EXERCISE INSTRUCTIONS
Each line of the data that includes the string "SPECT" is to be copied out.

SOURCE MATERIAL
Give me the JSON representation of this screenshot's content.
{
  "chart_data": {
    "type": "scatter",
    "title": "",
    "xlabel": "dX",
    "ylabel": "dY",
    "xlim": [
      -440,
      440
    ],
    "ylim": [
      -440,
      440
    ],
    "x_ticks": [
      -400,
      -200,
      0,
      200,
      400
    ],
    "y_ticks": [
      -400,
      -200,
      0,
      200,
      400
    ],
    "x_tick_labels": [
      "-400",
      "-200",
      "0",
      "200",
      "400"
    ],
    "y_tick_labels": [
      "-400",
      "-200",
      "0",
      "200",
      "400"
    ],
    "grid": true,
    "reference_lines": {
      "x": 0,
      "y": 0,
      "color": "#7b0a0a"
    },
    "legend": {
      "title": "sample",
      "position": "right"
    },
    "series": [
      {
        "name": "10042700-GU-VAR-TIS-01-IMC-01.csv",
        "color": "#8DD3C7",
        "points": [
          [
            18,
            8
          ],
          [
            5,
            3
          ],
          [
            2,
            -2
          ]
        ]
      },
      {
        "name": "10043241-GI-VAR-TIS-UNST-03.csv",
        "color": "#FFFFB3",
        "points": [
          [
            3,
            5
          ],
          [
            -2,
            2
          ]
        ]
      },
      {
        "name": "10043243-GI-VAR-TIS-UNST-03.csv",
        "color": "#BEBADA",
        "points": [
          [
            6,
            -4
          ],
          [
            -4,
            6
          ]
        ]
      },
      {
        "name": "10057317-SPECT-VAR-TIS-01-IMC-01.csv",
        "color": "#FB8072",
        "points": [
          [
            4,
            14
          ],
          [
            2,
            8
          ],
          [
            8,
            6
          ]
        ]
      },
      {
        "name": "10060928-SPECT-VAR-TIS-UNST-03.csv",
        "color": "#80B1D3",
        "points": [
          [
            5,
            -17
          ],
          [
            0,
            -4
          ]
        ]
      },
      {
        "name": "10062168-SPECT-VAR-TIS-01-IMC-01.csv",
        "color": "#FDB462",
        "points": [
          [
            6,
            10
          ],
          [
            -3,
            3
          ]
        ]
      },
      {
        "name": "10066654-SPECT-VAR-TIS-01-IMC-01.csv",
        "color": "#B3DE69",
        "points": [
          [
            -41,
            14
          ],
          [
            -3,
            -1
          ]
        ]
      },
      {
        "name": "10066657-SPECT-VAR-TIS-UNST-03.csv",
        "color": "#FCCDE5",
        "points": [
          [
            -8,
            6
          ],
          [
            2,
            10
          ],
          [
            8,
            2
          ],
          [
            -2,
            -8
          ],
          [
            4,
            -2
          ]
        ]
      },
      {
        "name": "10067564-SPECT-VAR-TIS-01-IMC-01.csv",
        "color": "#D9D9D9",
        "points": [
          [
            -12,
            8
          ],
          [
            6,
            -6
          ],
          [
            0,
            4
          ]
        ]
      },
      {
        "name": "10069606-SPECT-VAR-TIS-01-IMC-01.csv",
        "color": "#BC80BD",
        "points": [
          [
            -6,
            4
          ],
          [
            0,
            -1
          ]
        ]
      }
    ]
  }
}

EXPECTED ANSWER
        "name": "10057317-SPECT-VAR-TIS-01-IMC-01.csv",
        "name": "10060928-SPECT-VAR-TIS-UNST-03.csv",
        "name": "10062168-SPECT-VAR-TIS-01-IMC-01.csv",
        "name": "10066654-SPECT-VAR-TIS-01-IMC-01.csv",
        "name": "10066657-SPECT-VAR-TIS-UNST-03.csv",
        "name": "10067564-SPECT-VAR-TIS-01-IMC-01.csv",
        "name": "10069606-SPECT-VAR-TIS-01-IMC-01.csv",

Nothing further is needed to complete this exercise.